** Start **
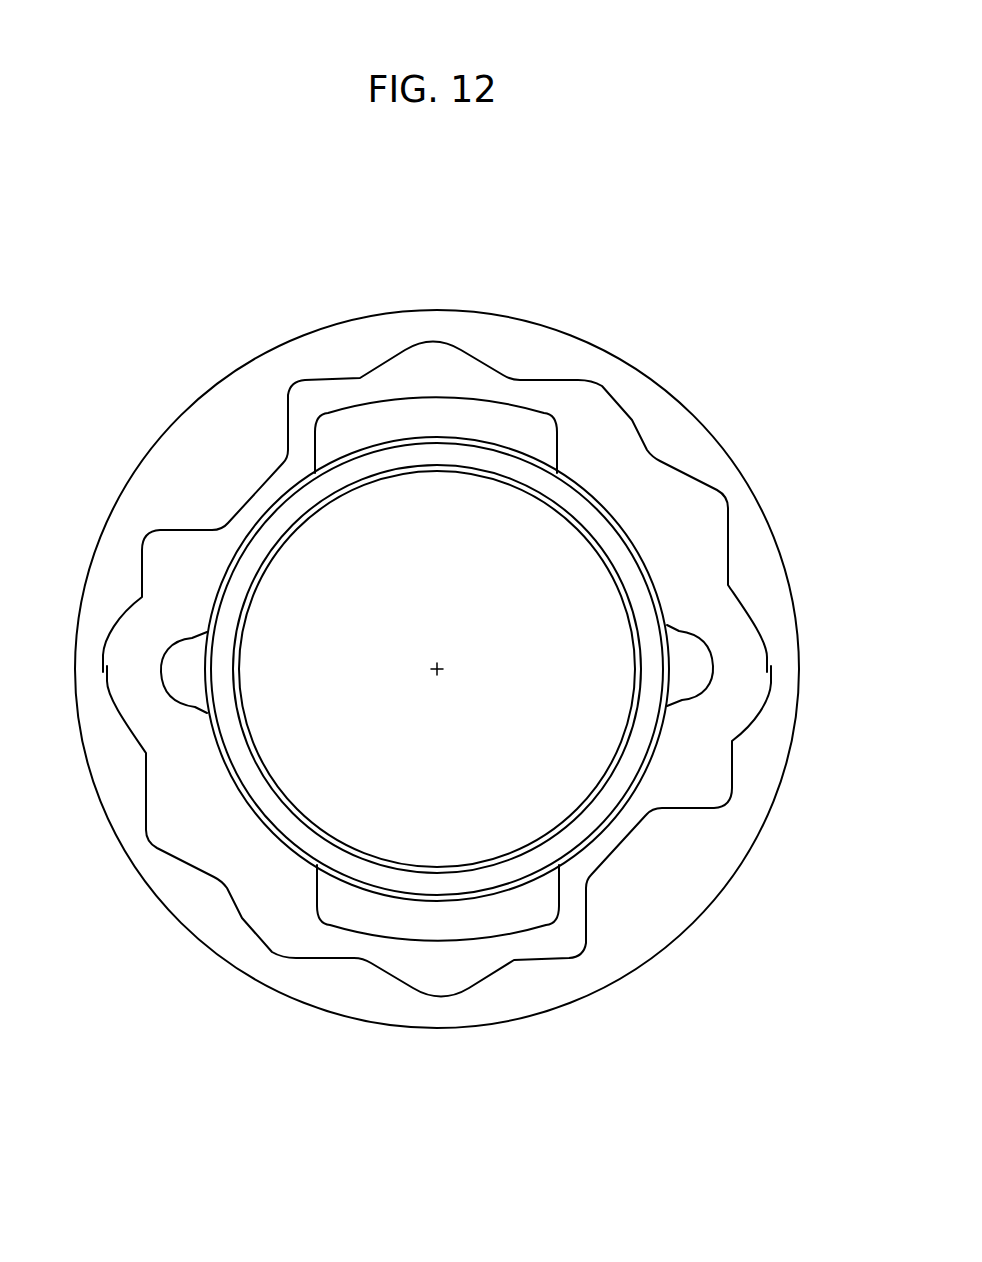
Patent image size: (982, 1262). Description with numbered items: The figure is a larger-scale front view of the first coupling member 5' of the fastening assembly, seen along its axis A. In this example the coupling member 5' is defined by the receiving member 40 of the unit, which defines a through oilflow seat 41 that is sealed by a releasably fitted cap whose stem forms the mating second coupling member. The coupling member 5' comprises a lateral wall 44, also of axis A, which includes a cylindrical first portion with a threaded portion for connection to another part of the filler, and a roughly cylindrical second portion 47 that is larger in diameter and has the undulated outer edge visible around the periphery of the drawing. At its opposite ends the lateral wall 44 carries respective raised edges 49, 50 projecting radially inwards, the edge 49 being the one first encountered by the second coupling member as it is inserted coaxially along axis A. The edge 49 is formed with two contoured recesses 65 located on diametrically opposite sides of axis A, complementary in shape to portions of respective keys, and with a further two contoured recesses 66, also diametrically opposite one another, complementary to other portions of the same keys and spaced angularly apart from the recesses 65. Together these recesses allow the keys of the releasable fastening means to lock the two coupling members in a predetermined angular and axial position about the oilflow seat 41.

The first coupling member 5' is at (437, 609).
The receiving member 40 is at (404, 1050).
The through oilflow seat 41 is at (525, 812).
The lateral wall 44 is at (745, 455).
The second portion 47 is at (660, 423).
The raised edge 49 is at (257, 498).
The raised edge 50 is at (633, 760).
The contoured recesses 65 is at (433, 410).
The contoured recesses 66 is at (176, 670).
The axis A is at (437, 670).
** End **
Quote all of the material above word for word, leaving out the picture.

◆ **Problem solution**:
Patent image size: (982, 1262). Description with numbered items: The figure is a larger-scale front view of the first coupling member 5' of the fastening assembly, seen along its axis A. In this example the coupling member 5' is defined by the receiving member 40 of the unit, which defines a through oilflow seat 41 that is sealed by a releasably fitted cap whose stem forms the mating second coupling member. The coupling member 5' comprises a lateral wall 44, also of axis A, which includes a cylindrical first portion with a threaded portion for connection to another part of the filler, and a roughly cylindrical second portion 47 that is larger in diameter and has the undulated outer edge visible around the periphery of the drawing. At its opposite ends the lateral wall 44 carries respective raised edges 49, 50 projecting radially inwards, the edge 49 being the one first encountered by the second coupling member as it is inserted coaxially along axis A. The edge 49 is formed with two contoured recesses 65 located on diametrically opposite sides of axis A, complementary in shape to portions of respective keys, and with a further two contoured recesses 66, also diametrically opposite one another, complementary to other portions of the same keys and spaced angularly apart from the recesses 65. Together these recesses allow the keys of the releasable fastening means to lock the two coupling members in a predetermined angular and axial position about the oilflow seat 41.

The first coupling member 5' is at (437, 609).
The receiving member 40 is at (404, 1050).
The through oilflow seat 41 is at (525, 812).
The lateral wall 44 is at (745, 455).
The second portion 47 is at (660, 423).
The raised edge 49 is at (257, 498).
The raised edge 50 is at (633, 760).
The contoured recesses 65 is at (433, 410).
The contoured recesses 66 is at (176, 670).
The axis A is at (437, 670).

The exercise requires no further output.